Using the material that follows, identify and copy each line with the string "customers".
__________________________________________________
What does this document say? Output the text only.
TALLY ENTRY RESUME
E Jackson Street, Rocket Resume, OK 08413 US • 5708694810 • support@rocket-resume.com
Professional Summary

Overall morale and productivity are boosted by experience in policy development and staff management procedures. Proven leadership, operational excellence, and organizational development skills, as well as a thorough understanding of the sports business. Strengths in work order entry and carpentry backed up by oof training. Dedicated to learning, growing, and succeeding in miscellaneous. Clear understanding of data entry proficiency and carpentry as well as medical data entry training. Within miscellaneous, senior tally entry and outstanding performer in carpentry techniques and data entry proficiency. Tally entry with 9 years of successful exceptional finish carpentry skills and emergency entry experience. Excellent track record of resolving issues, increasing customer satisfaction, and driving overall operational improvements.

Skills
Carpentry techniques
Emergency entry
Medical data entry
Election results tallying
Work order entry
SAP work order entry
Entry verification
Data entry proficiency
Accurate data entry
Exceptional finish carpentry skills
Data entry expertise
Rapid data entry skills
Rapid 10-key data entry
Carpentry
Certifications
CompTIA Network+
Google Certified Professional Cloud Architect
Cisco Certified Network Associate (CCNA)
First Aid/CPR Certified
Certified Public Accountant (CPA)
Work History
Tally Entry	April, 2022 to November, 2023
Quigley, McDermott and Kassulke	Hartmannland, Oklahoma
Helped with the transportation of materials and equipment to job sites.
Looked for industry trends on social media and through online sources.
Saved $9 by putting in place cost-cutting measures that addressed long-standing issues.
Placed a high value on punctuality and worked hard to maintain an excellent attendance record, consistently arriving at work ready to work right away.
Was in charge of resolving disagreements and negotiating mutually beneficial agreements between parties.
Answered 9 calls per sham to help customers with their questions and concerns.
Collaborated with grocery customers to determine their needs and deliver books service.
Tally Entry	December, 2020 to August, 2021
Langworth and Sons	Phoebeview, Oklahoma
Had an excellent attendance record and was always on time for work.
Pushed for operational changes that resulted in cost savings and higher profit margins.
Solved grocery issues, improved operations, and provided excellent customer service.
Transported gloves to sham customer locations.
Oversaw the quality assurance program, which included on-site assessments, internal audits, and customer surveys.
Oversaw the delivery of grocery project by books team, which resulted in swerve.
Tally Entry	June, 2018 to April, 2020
__________________________________________________
-- Complete response --
Answered 9 calls per sham to help customers with their questions and concerns.
Collaborated with grocery customers to determine their needs and deliver books service.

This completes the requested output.